• _PROBLEM DESCRIPTION_
In the data below, find each line containing the string "active" and return it.

(Stored items)
§ §

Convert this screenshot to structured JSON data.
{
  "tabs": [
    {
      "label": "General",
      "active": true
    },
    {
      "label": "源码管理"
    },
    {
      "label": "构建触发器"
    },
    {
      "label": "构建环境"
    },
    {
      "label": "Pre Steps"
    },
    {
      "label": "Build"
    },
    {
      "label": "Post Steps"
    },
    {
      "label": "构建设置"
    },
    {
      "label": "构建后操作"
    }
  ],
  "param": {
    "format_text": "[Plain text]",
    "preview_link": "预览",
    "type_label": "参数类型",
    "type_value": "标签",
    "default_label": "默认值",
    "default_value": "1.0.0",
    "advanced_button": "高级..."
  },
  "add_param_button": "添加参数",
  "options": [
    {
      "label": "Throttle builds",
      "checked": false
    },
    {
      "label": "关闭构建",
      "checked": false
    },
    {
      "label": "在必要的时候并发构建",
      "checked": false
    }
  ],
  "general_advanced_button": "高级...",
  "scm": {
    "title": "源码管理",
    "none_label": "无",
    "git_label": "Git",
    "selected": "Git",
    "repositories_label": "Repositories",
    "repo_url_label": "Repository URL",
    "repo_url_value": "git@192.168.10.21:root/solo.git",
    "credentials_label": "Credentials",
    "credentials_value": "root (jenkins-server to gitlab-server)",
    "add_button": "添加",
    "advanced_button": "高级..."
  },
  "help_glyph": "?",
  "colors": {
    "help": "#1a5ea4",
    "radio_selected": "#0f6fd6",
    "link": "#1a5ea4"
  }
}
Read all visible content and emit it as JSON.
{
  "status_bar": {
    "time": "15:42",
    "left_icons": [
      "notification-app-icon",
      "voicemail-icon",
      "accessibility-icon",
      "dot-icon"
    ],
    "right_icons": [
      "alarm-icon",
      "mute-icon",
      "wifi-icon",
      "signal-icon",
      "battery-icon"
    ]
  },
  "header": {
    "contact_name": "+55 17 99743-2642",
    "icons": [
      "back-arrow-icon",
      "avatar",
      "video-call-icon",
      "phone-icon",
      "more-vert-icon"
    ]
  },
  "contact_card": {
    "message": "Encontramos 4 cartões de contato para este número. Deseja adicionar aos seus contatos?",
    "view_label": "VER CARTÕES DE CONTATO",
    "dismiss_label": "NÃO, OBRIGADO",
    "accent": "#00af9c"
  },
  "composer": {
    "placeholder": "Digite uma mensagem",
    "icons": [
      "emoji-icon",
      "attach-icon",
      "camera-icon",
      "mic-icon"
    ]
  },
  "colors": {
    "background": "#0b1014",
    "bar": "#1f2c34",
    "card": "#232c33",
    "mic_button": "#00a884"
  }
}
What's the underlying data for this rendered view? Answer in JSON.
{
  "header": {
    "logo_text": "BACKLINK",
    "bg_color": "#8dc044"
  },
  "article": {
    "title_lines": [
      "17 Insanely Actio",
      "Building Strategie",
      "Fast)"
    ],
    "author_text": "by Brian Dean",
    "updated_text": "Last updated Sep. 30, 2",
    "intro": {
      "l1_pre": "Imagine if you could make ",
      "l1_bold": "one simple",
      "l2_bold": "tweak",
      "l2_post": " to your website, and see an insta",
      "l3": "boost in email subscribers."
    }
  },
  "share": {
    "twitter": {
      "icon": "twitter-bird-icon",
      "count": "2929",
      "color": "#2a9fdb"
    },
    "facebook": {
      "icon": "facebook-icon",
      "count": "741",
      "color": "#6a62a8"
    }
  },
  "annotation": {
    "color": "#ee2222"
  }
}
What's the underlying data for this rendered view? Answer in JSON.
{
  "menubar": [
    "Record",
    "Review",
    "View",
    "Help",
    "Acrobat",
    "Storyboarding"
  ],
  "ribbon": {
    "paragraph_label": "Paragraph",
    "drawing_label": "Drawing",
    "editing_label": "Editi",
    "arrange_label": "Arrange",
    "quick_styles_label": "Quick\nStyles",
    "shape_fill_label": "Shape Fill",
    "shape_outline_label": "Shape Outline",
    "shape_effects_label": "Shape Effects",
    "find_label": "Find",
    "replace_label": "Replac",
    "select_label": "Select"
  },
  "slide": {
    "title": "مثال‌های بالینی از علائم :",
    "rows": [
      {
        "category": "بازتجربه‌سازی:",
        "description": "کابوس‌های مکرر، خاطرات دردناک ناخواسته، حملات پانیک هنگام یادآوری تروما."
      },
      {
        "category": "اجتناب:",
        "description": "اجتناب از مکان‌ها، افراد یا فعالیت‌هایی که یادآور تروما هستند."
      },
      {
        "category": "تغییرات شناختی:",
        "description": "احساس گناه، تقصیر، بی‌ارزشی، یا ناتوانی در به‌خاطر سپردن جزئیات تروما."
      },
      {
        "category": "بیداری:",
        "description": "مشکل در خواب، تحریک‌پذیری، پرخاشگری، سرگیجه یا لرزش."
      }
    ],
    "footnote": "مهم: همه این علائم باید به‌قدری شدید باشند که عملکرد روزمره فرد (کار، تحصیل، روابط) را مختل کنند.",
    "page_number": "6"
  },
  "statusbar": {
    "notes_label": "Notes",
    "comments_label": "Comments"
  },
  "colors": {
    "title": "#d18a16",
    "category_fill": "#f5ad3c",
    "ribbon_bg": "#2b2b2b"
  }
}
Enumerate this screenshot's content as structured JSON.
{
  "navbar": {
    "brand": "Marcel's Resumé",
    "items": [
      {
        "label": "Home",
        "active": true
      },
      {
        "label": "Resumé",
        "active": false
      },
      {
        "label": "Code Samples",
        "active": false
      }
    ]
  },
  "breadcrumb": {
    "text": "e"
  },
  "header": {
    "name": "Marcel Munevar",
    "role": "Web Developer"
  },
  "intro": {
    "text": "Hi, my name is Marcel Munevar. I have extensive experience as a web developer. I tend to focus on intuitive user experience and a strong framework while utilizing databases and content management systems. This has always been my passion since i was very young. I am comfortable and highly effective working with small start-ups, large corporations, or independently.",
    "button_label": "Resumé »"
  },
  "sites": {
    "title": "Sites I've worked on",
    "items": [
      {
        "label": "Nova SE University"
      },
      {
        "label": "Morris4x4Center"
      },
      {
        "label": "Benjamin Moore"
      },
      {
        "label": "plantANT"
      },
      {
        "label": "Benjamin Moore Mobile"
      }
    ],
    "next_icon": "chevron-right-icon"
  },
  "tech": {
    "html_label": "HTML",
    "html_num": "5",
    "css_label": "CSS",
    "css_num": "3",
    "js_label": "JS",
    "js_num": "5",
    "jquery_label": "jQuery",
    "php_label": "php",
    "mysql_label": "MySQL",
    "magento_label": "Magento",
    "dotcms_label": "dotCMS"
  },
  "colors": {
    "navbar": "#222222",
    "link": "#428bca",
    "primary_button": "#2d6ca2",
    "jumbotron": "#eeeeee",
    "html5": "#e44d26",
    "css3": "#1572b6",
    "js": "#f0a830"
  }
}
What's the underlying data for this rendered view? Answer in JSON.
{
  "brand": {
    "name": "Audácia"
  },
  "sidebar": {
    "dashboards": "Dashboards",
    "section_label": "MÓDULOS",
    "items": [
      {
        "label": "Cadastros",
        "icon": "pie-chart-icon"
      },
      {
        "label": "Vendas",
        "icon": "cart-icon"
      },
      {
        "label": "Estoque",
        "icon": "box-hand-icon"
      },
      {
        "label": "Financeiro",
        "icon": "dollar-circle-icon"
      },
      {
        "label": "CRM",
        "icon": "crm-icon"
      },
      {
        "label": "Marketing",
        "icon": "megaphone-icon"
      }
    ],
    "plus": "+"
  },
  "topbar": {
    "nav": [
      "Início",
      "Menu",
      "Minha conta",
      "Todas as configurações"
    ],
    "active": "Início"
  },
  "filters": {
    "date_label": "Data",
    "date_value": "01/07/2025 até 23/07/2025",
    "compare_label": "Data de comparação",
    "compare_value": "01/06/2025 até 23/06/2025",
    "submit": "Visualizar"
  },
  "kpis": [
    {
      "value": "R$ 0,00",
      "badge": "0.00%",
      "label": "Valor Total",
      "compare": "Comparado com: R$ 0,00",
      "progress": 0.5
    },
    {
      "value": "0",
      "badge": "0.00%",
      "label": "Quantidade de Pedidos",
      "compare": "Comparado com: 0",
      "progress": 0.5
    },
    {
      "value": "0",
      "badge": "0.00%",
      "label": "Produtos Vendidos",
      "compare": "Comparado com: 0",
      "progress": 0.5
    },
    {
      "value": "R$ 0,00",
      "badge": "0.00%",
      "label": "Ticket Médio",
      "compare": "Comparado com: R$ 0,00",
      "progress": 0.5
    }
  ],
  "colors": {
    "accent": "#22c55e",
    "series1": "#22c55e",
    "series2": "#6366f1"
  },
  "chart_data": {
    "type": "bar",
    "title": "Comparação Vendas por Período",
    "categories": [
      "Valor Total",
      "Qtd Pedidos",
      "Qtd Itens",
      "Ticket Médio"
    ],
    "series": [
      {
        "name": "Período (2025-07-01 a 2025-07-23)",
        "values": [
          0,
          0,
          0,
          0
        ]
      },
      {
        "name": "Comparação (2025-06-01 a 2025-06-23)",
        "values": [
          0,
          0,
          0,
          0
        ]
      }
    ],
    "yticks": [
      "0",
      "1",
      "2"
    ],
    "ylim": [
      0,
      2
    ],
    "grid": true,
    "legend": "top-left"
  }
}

§ §

• _FINAL ANSWER_
      "active": true
        "active": true
        "active": false
        "active": false
    "active": "Início"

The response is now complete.